» **EXERCISE TASK**: Find the word "Long" in the listing; pull out each line holding it.

» **RECORDS FOR THE TASK**:
=-=-=-=-=

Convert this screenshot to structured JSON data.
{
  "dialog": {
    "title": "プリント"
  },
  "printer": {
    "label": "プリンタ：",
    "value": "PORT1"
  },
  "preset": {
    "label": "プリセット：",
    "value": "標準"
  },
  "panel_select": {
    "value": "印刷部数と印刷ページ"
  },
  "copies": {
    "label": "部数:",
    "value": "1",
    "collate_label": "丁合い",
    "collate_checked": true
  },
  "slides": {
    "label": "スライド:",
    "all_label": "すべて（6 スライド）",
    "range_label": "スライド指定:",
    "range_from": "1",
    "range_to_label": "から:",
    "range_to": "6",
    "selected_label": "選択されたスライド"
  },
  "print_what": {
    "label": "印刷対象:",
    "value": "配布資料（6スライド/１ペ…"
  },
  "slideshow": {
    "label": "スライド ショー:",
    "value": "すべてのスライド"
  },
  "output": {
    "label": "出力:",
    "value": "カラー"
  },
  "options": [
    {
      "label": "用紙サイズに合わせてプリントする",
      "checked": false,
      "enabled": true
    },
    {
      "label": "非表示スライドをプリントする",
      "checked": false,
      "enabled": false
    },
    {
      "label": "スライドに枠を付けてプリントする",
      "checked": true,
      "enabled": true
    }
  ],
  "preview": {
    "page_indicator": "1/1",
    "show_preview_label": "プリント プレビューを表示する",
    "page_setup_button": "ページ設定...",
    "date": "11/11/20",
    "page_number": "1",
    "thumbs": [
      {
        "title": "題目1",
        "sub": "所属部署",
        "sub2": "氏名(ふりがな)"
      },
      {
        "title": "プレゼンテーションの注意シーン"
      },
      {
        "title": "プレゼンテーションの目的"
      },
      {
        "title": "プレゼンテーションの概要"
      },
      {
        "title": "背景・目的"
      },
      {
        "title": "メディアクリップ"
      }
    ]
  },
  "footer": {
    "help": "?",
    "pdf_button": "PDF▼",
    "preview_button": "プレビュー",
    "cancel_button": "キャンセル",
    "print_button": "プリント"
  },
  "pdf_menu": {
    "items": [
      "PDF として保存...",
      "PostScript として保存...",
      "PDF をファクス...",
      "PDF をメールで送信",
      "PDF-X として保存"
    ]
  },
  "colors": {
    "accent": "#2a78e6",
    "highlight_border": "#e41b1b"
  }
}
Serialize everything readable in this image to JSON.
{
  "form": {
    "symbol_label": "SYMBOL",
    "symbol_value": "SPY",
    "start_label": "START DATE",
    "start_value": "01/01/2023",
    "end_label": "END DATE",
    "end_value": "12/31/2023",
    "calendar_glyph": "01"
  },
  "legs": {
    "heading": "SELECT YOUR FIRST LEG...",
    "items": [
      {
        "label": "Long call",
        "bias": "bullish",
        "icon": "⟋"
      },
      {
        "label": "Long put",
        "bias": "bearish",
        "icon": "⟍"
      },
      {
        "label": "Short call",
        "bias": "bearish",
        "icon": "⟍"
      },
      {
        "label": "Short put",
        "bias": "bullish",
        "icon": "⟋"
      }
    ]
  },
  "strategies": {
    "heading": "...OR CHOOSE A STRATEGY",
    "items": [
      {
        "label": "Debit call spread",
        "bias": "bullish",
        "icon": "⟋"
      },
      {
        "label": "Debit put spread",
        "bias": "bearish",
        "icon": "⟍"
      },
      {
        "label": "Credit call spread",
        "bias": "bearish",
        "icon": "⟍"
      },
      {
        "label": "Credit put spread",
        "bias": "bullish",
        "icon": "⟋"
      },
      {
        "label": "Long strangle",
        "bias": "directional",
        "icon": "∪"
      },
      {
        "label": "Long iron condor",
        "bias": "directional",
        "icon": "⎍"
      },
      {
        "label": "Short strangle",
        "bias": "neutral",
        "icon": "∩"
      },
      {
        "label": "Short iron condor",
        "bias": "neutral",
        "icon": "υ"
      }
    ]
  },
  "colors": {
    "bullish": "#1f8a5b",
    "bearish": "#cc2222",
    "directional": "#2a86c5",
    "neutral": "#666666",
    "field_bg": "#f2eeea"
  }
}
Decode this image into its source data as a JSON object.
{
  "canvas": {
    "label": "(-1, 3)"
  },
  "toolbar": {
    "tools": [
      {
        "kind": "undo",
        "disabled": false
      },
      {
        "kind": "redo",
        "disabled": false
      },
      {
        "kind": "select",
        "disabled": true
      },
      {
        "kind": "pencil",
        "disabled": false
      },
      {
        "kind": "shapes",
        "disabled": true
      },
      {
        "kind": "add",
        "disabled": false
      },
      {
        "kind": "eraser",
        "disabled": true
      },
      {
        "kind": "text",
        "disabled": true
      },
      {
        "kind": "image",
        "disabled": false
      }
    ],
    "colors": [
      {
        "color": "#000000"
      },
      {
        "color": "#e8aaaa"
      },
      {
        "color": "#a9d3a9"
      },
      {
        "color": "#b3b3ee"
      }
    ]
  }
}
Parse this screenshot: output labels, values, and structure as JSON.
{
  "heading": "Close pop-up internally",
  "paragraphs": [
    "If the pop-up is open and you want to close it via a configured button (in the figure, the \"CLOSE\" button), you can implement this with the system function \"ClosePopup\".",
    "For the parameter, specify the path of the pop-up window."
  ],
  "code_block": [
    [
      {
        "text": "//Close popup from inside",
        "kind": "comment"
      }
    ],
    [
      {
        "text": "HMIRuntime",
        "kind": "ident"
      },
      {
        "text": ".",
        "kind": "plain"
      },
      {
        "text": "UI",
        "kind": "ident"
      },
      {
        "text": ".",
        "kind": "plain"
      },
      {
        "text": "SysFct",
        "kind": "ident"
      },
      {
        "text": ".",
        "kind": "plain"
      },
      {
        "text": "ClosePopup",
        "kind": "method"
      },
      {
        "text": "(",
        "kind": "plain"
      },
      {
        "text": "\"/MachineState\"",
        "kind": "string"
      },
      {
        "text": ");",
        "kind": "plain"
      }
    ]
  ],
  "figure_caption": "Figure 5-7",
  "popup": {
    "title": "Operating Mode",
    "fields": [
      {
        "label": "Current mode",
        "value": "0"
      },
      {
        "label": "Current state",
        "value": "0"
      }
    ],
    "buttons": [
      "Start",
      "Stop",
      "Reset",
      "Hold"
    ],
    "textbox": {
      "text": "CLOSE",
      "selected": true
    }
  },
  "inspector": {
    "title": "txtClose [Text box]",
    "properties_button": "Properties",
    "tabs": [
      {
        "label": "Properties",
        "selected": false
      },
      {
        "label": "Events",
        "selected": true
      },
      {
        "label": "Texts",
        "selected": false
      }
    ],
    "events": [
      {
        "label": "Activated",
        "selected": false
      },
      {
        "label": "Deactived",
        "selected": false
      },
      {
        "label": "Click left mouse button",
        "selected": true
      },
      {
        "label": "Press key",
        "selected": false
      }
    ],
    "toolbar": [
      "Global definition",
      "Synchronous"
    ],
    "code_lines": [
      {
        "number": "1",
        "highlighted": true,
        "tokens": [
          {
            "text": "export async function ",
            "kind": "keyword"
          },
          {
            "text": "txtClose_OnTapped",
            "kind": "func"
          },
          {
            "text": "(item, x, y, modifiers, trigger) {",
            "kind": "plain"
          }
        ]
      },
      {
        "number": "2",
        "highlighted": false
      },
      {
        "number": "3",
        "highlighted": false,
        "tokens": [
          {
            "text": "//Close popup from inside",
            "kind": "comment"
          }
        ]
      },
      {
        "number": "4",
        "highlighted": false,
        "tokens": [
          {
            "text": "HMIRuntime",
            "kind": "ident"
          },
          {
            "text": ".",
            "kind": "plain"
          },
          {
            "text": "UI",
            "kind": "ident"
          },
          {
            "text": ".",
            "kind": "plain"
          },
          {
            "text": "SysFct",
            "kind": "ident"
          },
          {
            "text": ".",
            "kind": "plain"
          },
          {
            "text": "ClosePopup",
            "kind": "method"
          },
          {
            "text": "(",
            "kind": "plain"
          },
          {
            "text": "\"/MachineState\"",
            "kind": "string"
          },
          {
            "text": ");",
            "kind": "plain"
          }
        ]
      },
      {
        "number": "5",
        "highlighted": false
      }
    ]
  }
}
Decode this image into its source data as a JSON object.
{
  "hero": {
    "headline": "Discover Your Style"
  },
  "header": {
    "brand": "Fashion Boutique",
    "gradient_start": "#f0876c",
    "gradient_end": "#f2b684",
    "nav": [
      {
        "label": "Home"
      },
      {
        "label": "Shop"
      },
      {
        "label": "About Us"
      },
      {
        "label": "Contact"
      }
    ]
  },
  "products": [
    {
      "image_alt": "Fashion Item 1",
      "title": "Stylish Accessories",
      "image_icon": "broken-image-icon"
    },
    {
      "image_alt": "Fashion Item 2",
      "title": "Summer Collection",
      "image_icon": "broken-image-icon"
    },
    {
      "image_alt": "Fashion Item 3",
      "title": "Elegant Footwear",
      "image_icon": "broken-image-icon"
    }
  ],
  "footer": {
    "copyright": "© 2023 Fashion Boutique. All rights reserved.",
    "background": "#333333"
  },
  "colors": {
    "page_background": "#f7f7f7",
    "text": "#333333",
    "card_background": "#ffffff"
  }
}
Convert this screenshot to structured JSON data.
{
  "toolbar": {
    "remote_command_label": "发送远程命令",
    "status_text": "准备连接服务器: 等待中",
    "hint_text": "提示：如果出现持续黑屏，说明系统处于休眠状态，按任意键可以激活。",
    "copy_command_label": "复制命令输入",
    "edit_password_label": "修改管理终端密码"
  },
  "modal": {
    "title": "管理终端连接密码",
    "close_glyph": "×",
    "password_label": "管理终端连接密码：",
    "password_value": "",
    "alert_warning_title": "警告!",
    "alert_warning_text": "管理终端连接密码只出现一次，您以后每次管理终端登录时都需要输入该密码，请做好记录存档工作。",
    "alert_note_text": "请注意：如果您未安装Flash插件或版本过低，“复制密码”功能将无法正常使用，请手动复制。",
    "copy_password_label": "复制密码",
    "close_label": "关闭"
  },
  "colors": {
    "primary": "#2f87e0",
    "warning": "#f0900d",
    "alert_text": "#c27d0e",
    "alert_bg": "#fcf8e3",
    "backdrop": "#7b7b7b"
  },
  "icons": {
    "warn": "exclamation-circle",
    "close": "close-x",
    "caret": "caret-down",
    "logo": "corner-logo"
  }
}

=-=-=-=-=

» **RESULT**:
        "label": "Long call",
        "label": "Long put",
        "label": "Long strangle",
        "label": "Long iron condor",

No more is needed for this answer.